— BEGIN GIVEN INFORMATION —

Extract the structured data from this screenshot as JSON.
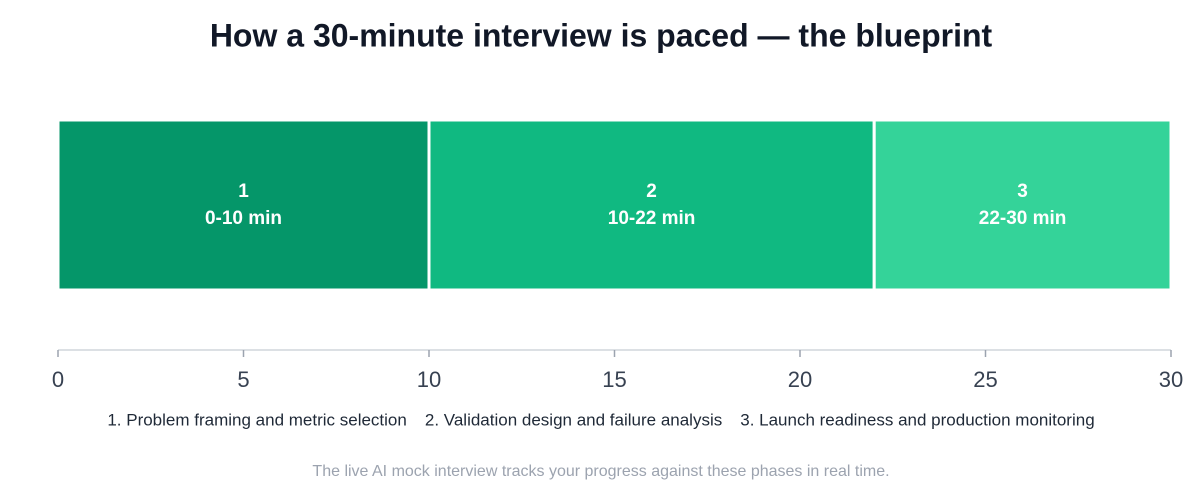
{
  "chart_data": {
    "type": "stacked-bar",
    "orientation": "horizontal",
    "title": "How a 30-minute interview is paced — the blueprint",
    "series": [
      {
        "name": "1. Problem framing and metric selection",
        "label": "1",
        "range_label": "0-10 min",
        "color": "#059669",
        "values": [
          10
        ]
      },
      {
        "name": "2. Validation design and failure analysis",
        "label": "2",
        "range_label": "10-22 min",
        "color": "#10b981",
        "values": [
          12
        ]
      },
      {
        "name": "3. Launch readiness and production monitoring",
        "label": "3",
        "range_label": "22-30 min",
        "color": "#34d399",
        "values": [
          8
        ]
      }
    ],
    "xlim": [
      0,
      30
    ],
    "xticks": [
      0,
      5,
      10,
      15,
      20,
      25,
      30
    ],
    "footnote": "The live AI mock interview tracks your progress against these phases in real time."
  }
}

— END GIVEN INFORMATION —

Give the count of lines holding the word "color" and nothing more.

3